Task to carry out
Your task is to transcribe the data in full.

Dataset rows:

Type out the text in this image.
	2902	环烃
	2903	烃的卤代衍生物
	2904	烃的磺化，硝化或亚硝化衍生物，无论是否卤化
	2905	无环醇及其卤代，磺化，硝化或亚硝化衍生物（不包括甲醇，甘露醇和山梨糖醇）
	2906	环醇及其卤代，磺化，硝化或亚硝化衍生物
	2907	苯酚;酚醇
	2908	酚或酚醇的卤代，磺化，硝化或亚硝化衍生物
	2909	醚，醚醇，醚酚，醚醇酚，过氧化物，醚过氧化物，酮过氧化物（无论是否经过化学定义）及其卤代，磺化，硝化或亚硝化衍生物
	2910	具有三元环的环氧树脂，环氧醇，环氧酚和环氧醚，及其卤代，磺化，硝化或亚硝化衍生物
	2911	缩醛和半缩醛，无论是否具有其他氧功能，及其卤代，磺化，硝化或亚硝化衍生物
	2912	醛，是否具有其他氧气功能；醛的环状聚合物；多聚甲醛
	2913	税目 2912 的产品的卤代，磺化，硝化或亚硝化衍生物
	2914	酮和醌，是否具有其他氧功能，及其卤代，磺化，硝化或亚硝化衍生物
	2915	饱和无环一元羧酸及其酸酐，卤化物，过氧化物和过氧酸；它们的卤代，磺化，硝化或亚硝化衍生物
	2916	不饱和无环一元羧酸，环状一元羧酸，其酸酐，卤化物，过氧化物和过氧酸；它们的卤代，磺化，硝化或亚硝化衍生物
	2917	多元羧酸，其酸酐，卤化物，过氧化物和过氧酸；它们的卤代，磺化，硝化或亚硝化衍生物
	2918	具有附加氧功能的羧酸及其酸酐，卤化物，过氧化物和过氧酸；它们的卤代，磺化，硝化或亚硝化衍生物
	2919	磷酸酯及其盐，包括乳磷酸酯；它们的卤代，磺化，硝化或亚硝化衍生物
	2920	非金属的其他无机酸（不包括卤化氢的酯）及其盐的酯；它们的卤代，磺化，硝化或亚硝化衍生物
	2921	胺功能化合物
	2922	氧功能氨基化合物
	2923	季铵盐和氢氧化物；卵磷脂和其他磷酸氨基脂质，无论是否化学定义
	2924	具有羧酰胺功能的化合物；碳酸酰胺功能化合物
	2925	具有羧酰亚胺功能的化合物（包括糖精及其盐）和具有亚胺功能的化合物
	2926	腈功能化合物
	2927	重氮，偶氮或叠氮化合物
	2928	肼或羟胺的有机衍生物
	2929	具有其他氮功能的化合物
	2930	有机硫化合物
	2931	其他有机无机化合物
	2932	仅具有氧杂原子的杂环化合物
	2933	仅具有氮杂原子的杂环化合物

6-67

The response
Type out the text in this image.
	2902	环烃
	2903	烃的卤代衍生物
	2904	烃的磺化，硝化或亚硝化衍生物，无论是否卤化
	2905	无环醇及其卤代，磺化，硝化或亚硝化衍生物（不包括甲醇，甘露醇和山梨糖醇）
	2906	环醇及其卤代，磺化，硝化或亚硝化衍生物
	2907	苯酚;酚醇
	2908	酚或酚醇的卤代，磺化，硝化或亚硝化衍生物
	2909	醚，醚醇，醚酚，醚醇酚，过氧化物，醚过氧化物，酮过氧化物（无论是否经过化学定义）及其卤代，磺化，硝化或亚硝化衍生物
	2910	具有三元环的环氧树脂，环氧醇，环氧酚和环氧醚，及其卤代，磺化，硝化或亚硝化衍生物
	2911	缩醛和半缩醛，无论是否具有其他氧功能，及其卤代，磺化，硝化或亚硝化衍生物
	2912	醛，是否具有其他氧气功能；醛的环状聚合物；多聚甲醛
	2913	税目 2912 的产品的卤代，磺化，硝化或亚硝化衍生物
	2914	酮和醌，是否具有其他氧功能，及其卤代，磺化，硝化或亚硝化衍生物
	2915	饱和无环一元羧酸及其酸酐，卤化物，过氧化物和过氧酸；它们的卤代，磺化，硝化或亚硝化衍生物
	2916	不饱和无环一元羧酸，环状一元羧酸，其酸酐，卤化物，过氧化物和过氧酸；它们的卤代，磺化，硝化或亚硝化衍生物
	2917	多元羧酸，其酸酐，卤化物，过氧化物和过氧酸；它们的卤代，磺化，硝化或亚硝化衍生物
	2918	具有附加氧功能的羧酸及其酸酐，卤化物，过氧化物和过氧酸；它们的卤代，磺化，硝化或亚硝化衍生物
	2919	磷酸酯及其盐，包括乳磷酸酯；它们的卤代，磺化，硝化或亚硝化衍生物
	2920	非金属的其他无机酸（不包括卤化氢的酯）及其盐的酯；它们的卤代，磺化，硝化或亚硝化衍生物
	2921	胺功能化合物
	2922	氧功能氨基化合物
	2923	季铵盐和氢氧化物；卵磷脂和其他磷酸氨基脂质，无论是否化学定义
	2924	具有羧酰胺功能的化合物；碳酸酰胺功能化合物
	2925	具有羧酰亚胺功能的化合物（包括糖精及其盐）和具有亚胺功能的化合物
	2926	腈功能化合物
	2927	重氮，偶氮或叠氮化合物
	2928	肼或羟胺的有机衍生物
	2929	具有其他氮功能的化合物
	2930	有机硫化合物
	2931	其他有机无机化合物
	2932	仅具有氧杂原子的杂环化合物
	2933	仅具有氮杂原子的杂环化合物

6-67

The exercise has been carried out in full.